-- Exercise goal --
Filter the data below for the string "text" and copy each matching line.

-- Available records --
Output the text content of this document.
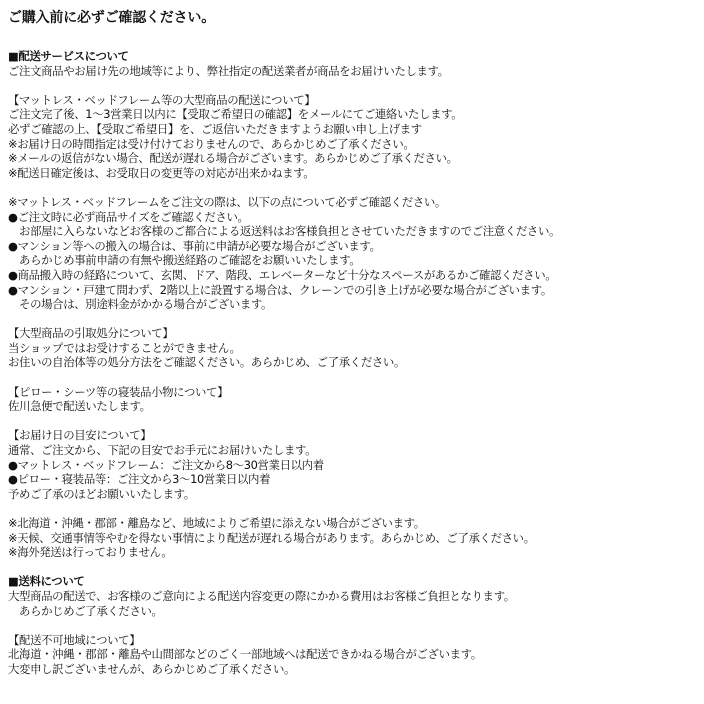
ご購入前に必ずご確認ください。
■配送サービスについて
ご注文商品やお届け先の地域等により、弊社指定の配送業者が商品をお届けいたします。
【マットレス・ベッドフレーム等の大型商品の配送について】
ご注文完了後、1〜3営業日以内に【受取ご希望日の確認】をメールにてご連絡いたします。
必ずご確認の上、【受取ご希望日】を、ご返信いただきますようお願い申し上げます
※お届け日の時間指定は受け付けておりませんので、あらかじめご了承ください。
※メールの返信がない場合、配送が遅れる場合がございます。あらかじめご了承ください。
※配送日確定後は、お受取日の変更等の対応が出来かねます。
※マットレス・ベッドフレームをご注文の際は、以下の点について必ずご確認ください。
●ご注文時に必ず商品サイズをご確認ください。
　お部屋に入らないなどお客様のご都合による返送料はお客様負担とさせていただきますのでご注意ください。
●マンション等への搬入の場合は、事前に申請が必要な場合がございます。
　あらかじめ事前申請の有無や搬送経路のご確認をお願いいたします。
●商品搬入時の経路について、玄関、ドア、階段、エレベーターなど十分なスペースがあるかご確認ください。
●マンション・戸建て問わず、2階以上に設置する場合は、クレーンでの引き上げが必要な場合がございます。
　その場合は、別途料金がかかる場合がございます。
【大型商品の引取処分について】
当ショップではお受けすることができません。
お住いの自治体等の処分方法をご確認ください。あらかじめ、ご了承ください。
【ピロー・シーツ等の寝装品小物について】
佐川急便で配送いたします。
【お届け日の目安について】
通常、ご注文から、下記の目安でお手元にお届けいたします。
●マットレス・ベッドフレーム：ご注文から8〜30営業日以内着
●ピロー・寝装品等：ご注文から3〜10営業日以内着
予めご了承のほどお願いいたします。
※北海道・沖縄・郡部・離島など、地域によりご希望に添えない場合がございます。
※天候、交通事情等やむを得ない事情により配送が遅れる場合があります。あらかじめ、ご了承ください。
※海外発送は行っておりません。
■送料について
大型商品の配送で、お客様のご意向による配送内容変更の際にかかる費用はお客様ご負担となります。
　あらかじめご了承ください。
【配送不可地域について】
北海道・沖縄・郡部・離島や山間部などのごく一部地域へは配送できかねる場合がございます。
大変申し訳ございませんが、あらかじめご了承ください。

---

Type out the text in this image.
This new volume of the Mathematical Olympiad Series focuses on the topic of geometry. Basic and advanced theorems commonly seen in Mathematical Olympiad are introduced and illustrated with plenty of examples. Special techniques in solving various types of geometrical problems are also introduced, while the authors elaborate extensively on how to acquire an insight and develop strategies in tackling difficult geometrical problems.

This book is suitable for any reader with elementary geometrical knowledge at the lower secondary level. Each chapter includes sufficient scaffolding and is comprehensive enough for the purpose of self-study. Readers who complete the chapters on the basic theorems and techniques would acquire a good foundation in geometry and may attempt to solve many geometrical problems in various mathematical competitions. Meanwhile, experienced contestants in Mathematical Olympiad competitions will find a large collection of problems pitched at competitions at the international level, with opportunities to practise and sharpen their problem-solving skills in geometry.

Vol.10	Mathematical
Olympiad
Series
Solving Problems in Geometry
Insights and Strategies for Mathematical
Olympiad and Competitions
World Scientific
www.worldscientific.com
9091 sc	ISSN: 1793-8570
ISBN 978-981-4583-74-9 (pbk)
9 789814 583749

-- Reply to the task --
Output the text content of this document.
Type out the text in this image.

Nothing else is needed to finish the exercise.